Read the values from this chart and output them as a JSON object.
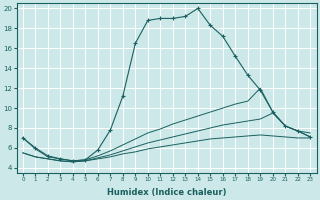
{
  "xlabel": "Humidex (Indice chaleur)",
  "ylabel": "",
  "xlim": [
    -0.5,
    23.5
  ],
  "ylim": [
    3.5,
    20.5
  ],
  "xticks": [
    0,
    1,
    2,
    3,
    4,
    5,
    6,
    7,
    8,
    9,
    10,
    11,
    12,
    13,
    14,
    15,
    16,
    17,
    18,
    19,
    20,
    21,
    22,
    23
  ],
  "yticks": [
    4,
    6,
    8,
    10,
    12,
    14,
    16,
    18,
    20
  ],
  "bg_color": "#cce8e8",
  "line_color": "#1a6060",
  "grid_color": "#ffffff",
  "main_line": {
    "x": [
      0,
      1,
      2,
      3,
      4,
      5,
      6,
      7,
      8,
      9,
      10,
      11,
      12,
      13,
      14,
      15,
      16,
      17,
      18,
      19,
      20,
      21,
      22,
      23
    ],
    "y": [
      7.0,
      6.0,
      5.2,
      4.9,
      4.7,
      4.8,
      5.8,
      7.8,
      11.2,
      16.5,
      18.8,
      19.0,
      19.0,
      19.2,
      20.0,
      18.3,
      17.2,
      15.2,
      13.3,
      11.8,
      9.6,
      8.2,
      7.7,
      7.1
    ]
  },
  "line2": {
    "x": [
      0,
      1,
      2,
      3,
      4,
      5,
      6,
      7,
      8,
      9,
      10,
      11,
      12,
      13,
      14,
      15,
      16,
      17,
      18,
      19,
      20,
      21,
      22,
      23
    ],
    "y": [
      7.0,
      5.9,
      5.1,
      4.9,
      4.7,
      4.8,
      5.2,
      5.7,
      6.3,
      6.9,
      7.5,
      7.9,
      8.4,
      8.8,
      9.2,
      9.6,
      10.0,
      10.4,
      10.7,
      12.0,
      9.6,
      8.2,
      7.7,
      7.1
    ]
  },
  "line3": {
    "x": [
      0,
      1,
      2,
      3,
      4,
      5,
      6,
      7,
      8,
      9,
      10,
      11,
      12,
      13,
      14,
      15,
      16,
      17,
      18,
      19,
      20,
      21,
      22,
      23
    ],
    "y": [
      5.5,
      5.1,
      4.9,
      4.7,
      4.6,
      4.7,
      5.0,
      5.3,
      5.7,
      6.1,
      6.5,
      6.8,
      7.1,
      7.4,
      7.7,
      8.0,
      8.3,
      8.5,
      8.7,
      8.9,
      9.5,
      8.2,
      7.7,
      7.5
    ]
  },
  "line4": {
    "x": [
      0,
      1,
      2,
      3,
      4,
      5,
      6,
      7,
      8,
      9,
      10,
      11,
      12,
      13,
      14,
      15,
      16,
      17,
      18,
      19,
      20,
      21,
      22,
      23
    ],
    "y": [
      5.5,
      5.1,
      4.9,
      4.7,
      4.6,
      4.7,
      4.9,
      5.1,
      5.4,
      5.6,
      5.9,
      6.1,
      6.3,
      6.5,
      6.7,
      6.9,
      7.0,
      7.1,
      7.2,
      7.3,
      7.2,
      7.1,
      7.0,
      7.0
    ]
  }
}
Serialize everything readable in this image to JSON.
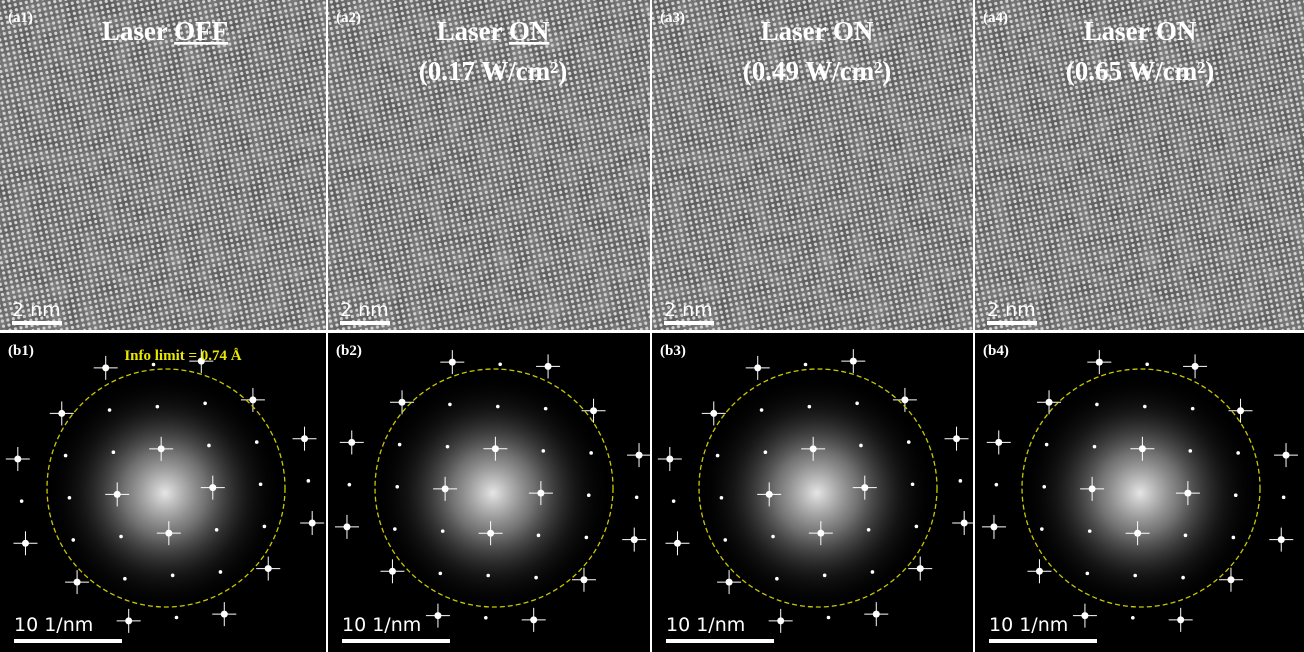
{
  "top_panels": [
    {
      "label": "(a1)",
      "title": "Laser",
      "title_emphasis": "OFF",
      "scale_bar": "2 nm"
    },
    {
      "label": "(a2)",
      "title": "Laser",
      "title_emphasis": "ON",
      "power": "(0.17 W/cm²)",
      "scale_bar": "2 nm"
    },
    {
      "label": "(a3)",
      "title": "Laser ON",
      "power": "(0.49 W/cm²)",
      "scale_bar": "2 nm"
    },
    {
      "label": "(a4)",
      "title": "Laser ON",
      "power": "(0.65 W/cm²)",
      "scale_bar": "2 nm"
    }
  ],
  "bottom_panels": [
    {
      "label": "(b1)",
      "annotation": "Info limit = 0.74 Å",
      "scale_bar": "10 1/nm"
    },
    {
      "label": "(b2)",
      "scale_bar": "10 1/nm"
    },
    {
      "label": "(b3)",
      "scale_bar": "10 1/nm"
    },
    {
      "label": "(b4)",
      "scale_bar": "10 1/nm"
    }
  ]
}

==

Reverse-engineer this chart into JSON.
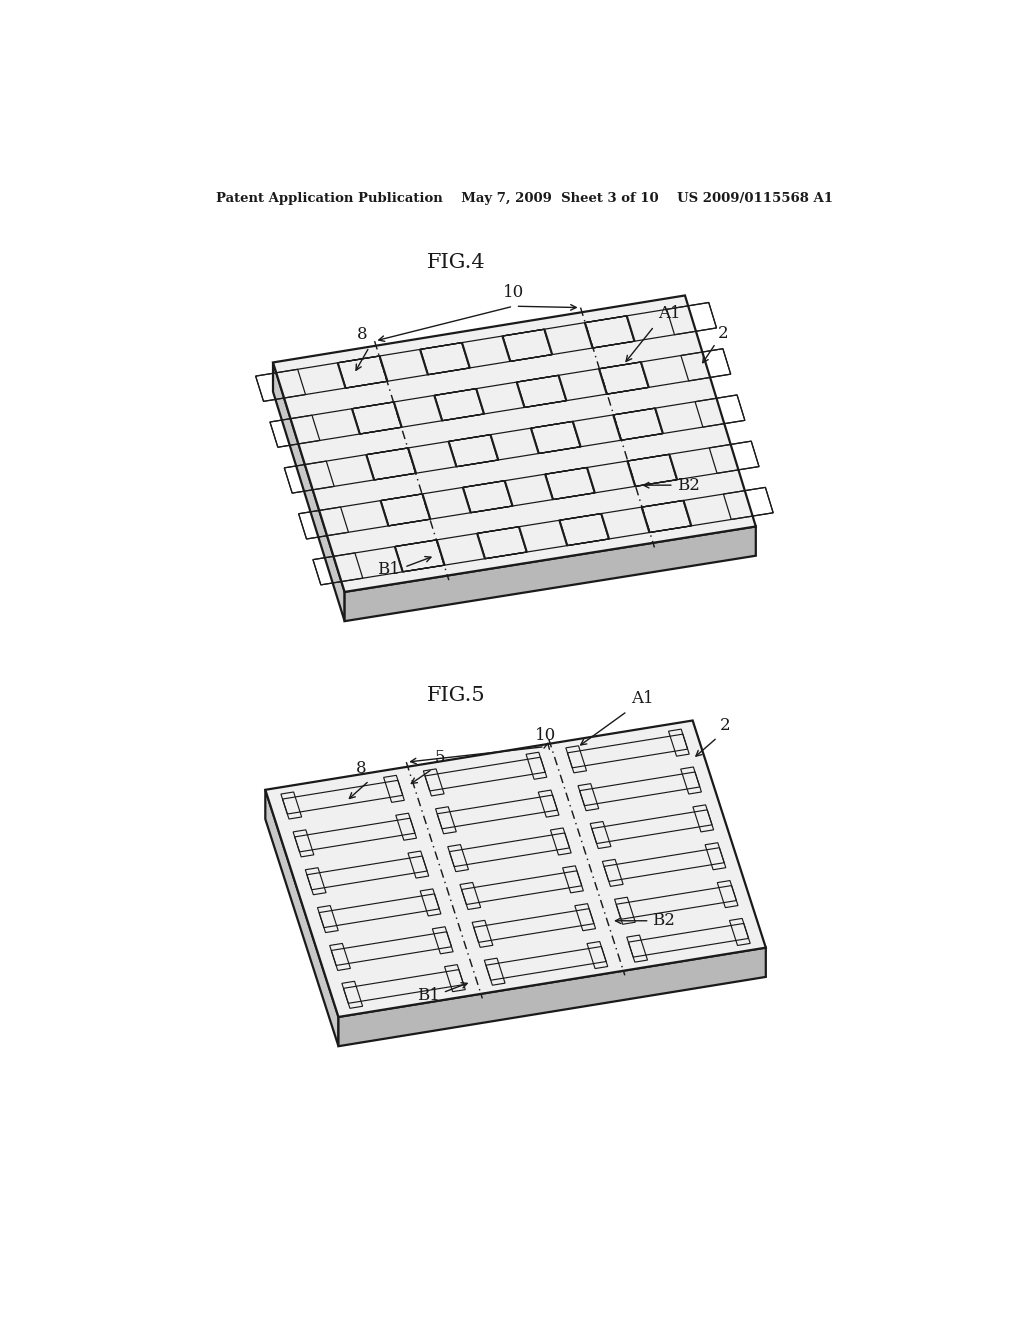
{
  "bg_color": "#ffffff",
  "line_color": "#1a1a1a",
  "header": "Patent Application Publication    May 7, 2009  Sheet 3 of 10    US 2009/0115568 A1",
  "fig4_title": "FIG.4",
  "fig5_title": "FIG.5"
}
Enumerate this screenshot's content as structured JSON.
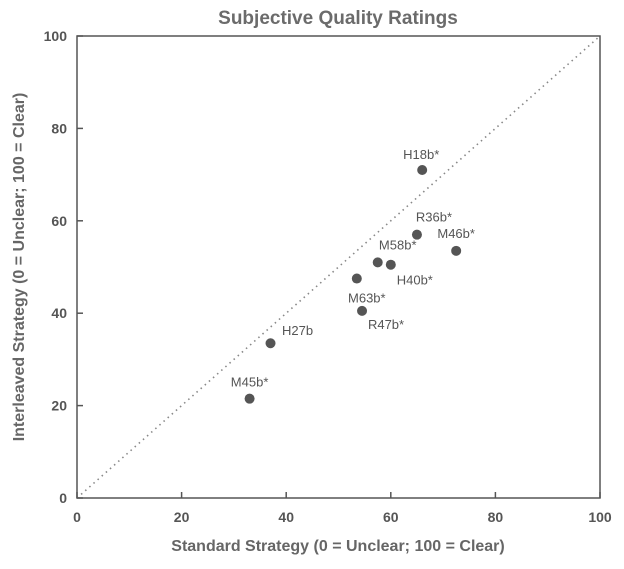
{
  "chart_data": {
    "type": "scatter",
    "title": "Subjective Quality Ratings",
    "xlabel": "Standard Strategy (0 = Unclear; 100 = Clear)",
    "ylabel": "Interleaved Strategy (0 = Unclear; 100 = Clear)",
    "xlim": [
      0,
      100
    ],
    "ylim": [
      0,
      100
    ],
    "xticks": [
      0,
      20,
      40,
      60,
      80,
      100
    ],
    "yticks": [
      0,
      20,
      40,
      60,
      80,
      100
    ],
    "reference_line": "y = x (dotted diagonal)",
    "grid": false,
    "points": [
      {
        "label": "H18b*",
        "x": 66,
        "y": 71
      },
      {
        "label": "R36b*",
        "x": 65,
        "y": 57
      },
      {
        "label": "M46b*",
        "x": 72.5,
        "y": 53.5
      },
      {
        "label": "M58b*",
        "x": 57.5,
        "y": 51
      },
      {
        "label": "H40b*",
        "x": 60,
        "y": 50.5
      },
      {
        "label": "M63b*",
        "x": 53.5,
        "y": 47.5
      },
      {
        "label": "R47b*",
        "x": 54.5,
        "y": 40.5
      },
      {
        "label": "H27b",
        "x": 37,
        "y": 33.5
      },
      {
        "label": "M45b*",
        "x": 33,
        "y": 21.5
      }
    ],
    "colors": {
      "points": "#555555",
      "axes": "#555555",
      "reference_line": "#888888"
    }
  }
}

# [TASK PROMPT]
Within the entries above, report how many lines include "Clear", and keep the answer to the number.

# [THE SOLUTION]
2